## WHAT THE TASK ASKS
Reproduce the records below in full and exactly, without their images.

======

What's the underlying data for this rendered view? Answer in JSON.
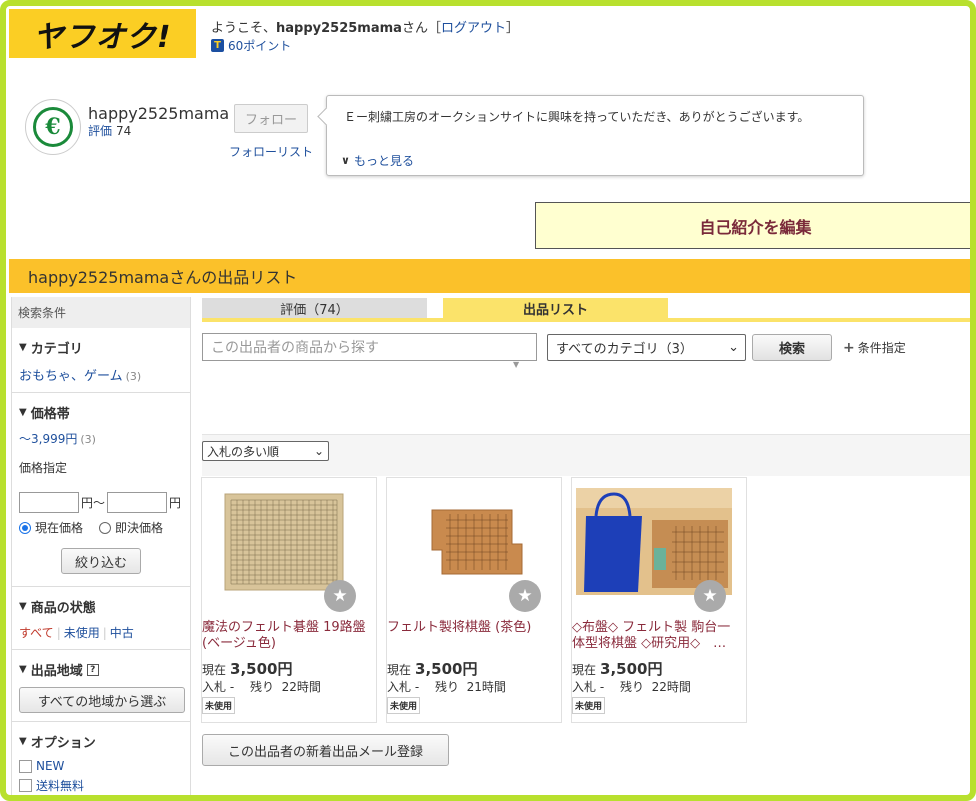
{
  "header": {
    "logo_text": "ヤフオク!",
    "welcome_prefix": "ようこそ、",
    "welcome_user": "happy2525mama",
    "welcome_suffix": "さん［",
    "logout_label": "ログアウト",
    "welcome_close": "］",
    "points": "60ポイント",
    "points_icon": "t-point-icon"
  },
  "profile": {
    "avatar_letter": "€",
    "username": "happy2525mama",
    "rating_label": "評価",
    "rating_value": "74",
    "follow_button": "フォロー",
    "follow_list": "フォローリスト",
    "bio_text": "Ｅー刺繍工房のオークションサイトに興味を持っていただき、ありがとうございます。",
    "bio_more": "もっと見る",
    "edit_intro": "自己紹介を編集"
  },
  "section_title": "happy2525mamaさんの出品リスト",
  "sidebar": {
    "header": "検索条件",
    "category_title": "カテゴリ",
    "category_item": "おもちゃ、ゲーム",
    "category_count": "(3)",
    "price_title": "価格帯",
    "price_range": "～3,999円",
    "price_count": "(3)",
    "price_spec": "価格指定",
    "price_unit_from": "円～",
    "price_unit_to": "円",
    "radio_current": "現在価格",
    "radio_buynow": "即決価格",
    "narrow_button": "絞り込む",
    "condition_title": "商品の状態",
    "condition_all": "すべて",
    "condition_unused": "未使用",
    "condition_used": "中古",
    "region_title": "出品地域",
    "region_button": "すべての地域から選ぶ",
    "option_title": "オプション",
    "option_new": "NEW",
    "option_free_shipping": "送料無料"
  },
  "tabs": {
    "rating": "評価（74）",
    "listing": "出品リスト"
  },
  "search": {
    "placeholder": "この出品者の商品から探す",
    "category_select": "すべてのカテゴリ（3）",
    "search_button": "検索",
    "condition_spec": "条件指定"
  },
  "sort": {
    "selected": "入札の多い順"
  },
  "products": [
    {
      "title": "魔法のフェルト碁盤 19路盤 (ベージュ色)",
      "price_label": "現在",
      "price": "3,500円",
      "bid_line": "入札 -　 残り  22時間",
      "badge": "未使用"
    },
    {
      "title": "フェルト製将棋盤 (茶色)",
      "price_label": "現在",
      "price": "3,500円",
      "bid_line": "入札 -　 残り  21時間",
      "badge": "未使用"
    },
    {
      "title": "◇布盤◇ フェルト製 駒台一体型将棋盤 ◇研究用◇　…",
      "price_label": "現在",
      "price": "3,500円",
      "bid_line": "入札 -　 残り  22時間",
      "badge": "未使用"
    }
  ],
  "mail_button": "この出品者の新着出品メール登録",
  "colors": {
    "frame": "#b8e02e",
    "brand_yellow": "#fbce24",
    "link_blue": "#1e4f9c",
    "title_red": "#8a2b3c"
  }
}
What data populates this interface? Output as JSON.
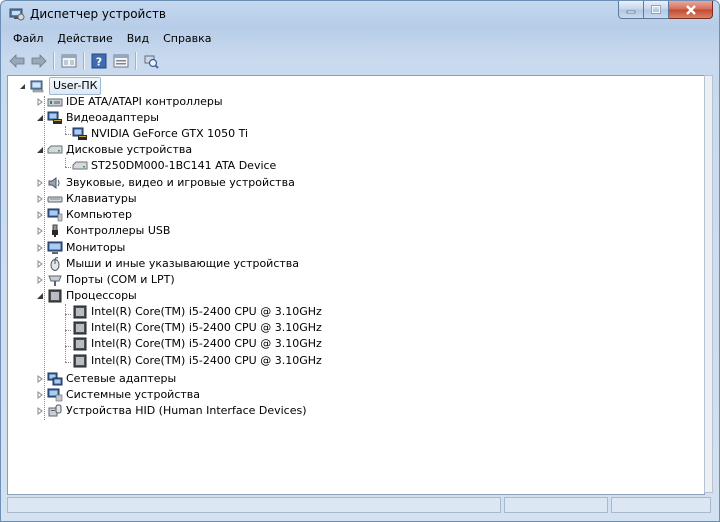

======

## CORRECT OUTPUT
What's the underlying data for this rendered view? Answer in JSON.
{
  "header": {
    "logo_text": "ヤフオク!",
    "welcome_prefix": "ようこそ、",
    "welcome_user": "happy2525mama",
    "welcome_suffix": "さん［",
    "logout_label": "ログアウト",
    "welcome_close": "］",
    "points": "60ポイント",
    "points_icon": "t-point-icon"
  },
  "profile": {
    "avatar_letter": "€",
    "username": "happy2525mama",
    "rating_label": "評価",
    "rating_value": "74",
    "follow_button": "フォロー",
    "follow_list": "フォローリスト",
    "bio_text": "Ｅー刺繍工房のオークションサイトに興味を持っていただき、ありがとうございます。",
    "bio_more": "もっと見る",
    "edit_intro": "自己紹介を編集"
  },
  "section_title": "happy2525mamaさんの出品リスト",
  "sidebar": {
    "header": "検索条件",
    "category_title": "カテゴリ",
    "category_item": "おもちゃ、ゲーム",
    "category_count": "(3)",
    "price_title": "価格帯",
    "price_range": "～3,999円",
    "price_count": "(3)",
    "price_spec": "価格指定",
    "price_unit_from": "円～",
    "price_unit_to": "円",
    "radio_current": "現在価格",
    "radio_buynow": "即決価格",
    "narrow_button": "絞り込む",
    "condition_title": "商品の状態",
    "condition_all": "すべて",
    "condition_unused": "未使用",
    "condition_used": "中古",
    "region_title": "出品地域",
    "region_button": "すべての地域から選ぶ",
    "option_title": "オプション",
    "option_new": "NEW",
    "option_free_shipping": "送料無料"
  },
  "tabs": {
    "rating": "評価（74）",
    "listing": "出品リスト"
  },
  "search": {
    "placeholder": "この出品者の商品から探す",
    "category_select": "すべてのカテゴリ（3）",
    "search_button": "検索",
    "condition_spec": "条件指定"
  },
  "sort": {
    "selected": "入札の多い順"
  },
  "products": [
    {
      "title": "魔法のフェルト碁盤 19路盤 (ベージュ色)",
      "price_label": "現在",
      "price": "3,500円",
      "bid_line": "入札 -　 残り  22時間",
      "badge": "未使用"
    },
    {
      "title": "フェルト製将棋盤 (茶色)",
      "price_label": "現在",
      "price": "3,500円",
      "bid_line": "入札 -　 残り  21時間",
      "badge": "未使用"
    },
    {
      "title": "◇布盤◇ フェルト製 駒台一体型将棋盤 ◇研究用◇　…",
      "price_label": "現在",
      "price": "3,500円",
      "bid_line": "入札 -　 残り  22時間",
      "badge": "未使用"
    }
  ],
  "mail_button": "この出品者の新着出品メール登録",
  "colors": {
    "frame": "#b8e02e",
    "brand_yellow": "#fbce24",
    "link_blue": "#1e4f9c",
    "title_red": "#8a2b3c"
  }
}
What data populates this interface? Output as JSON.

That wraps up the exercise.